What to work on - Output all the entries word for word. Omit the pictures.

Given data -
★ ★ ★ ★ ★ ★ ★

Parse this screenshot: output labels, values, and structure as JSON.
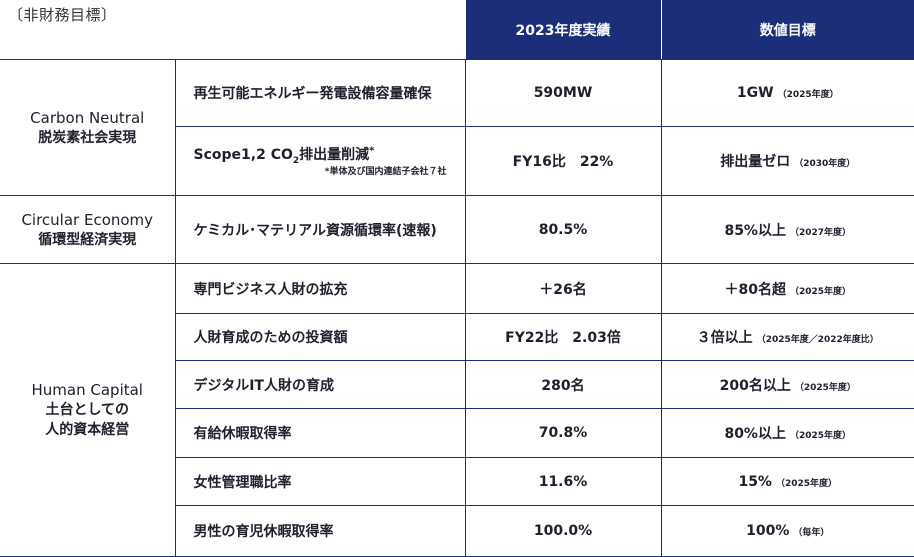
{
  "caption": "〔非財務目標〕",
  "headers": {
    "result": "2023年度実績",
    "target": "数値目標"
  },
  "categories": {
    "carbon": {
      "en": "Carbon Neutral",
      "jp": "脱炭素社会実現"
    },
    "circular": {
      "en": "Circular Economy",
      "jp": "循環型経済実現"
    },
    "human": {
      "en": "Human Capital",
      "jp1": "土台としての",
      "jp2": "人的資本経営"
    }
  },
  "rows": [
    {
      "item": "再生可能エネルギー発電設備容量確保",
      "result": "590MW",
      "target": "1GW",
      "note": "（2025年度）"
    },
    {
      "item_pre": "Scope1,2 CO",
      "item_sub": "2",
      "item_post": "排出量削減",
      "item_sup": "*",
      "item_note": "*単体及び国内連結子会社７社",
      "result": "FY16比　22%",
      "target": "排出量ゼロ",
      "note": "（2030年度）"
    },
    {
      "item": "ケミカル･マテリアル資源循環率(速報)",
      "result": "80.5%",
      "target": "85%以上",
      "note": "（2027年度）"
    },
    {
      "item": "専門ビジネス人財の拡充",
      "result": "＋26名",
      "target": "＋80名超",
      "note": "（2025年度）"
    },
    {
      "item": "人財育成のための投資額",
      "result": "FY22比　2.03倍",
      "target": "３倍以上",
      "note": "（2025年度／2022年度比）"
    },
    {
      "item": "デジタルIT人財の育成",
      "result": "280名",
      "target": "200名以上",
      "note": "（2025年度）"
    },
    {
      "item": "有給休暇取得率",
      "result": "70.8%",
      "target": "80%以上",
      "note": "（2025年度）"
    },
    {
      "item": "女性管理職比率",
      "result": "11.6%",
      "target": "15%",
      "note": "（2025年度）"
    },
    {
      "item": "男性の育児休暇取得率",
      "result": "100.0%",
      "target": "100%",
      "note": "（毎年）"
    }
  ]
}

★ ★ ★ ★ ★ ★ ★

Task solution -
Parse this screenshot: output labels, values, and structure as JSON.
{
  "caption": "〔非財務目標〕",
  "headers": {
    "result": "2023年度実績",
    "target": "数値目標"
  },
  "categories": {
    "carbon": {
      "en": "Carbon Neutral",
      "jp": "脱炭素社会実現"
    },
    "circular": {
      "en": "Circular Economy",
      "jp": "循環型経済実現"
    },
    "human": {
      "en": "Human Capital",
      "jp1": "土台としての",
      "jp2": "人的資本経営"
    }
  },
  "rows": [
    {
      "item": "再生可能エネルギー発電設備容量確保",
      "result": "590MW",
      "target": "1GW",
      "note": "（2025年度）"
    },
    {
      "item_pre": "Scope1,2 CO",
      "item_sub": "2",
      "item_post": "排出量削減",
      "item_sup": "*",
      "item_note": "*単体及び国内連結子会社７社",
      "result": "FY16比　22%",
      "target": "排出量ゼロ",
      "note": "（2030年度）"
    },
    {
      "item": "ケミカル･マテリアル資源循環率(速報)",
      "result": "80.5%",
      "target": "85%以上",
      "note": "（2027年度）"
    },
    {
      "item": "専門ビジネス人財の拡充",
      "result": "＋26名",
      "target": "＋80名超",
      "note": "（2025年度）"
    },
    {
      "item": "人財育成のための投資額",
      "result": "FY22比　2.03倍",
      "target": "３倍以上",
      "note": "（2025年度／2022年度比）"
    },
    {
      "item": "デジタルIT人財の育成",
      "result": "280名",
      "target": "200名以上",
      "note": "（2025年度）"
    },
    {
      "item": "有給休暇取得率",
      "result": "70.8%",
      "target": "80%以上",
      "note": "（2025年度）"
    },
    {
      "item": "女性管理職比率",
      "result": "11.6%",
      "target": "15%",
      "note": "（2025年度）"
    },
    {
      "item": "男性の育児休暇取得率",
      "result": "100.0%",
      "target": "100%",
      "note": "（毎年）"
    }
  ]
}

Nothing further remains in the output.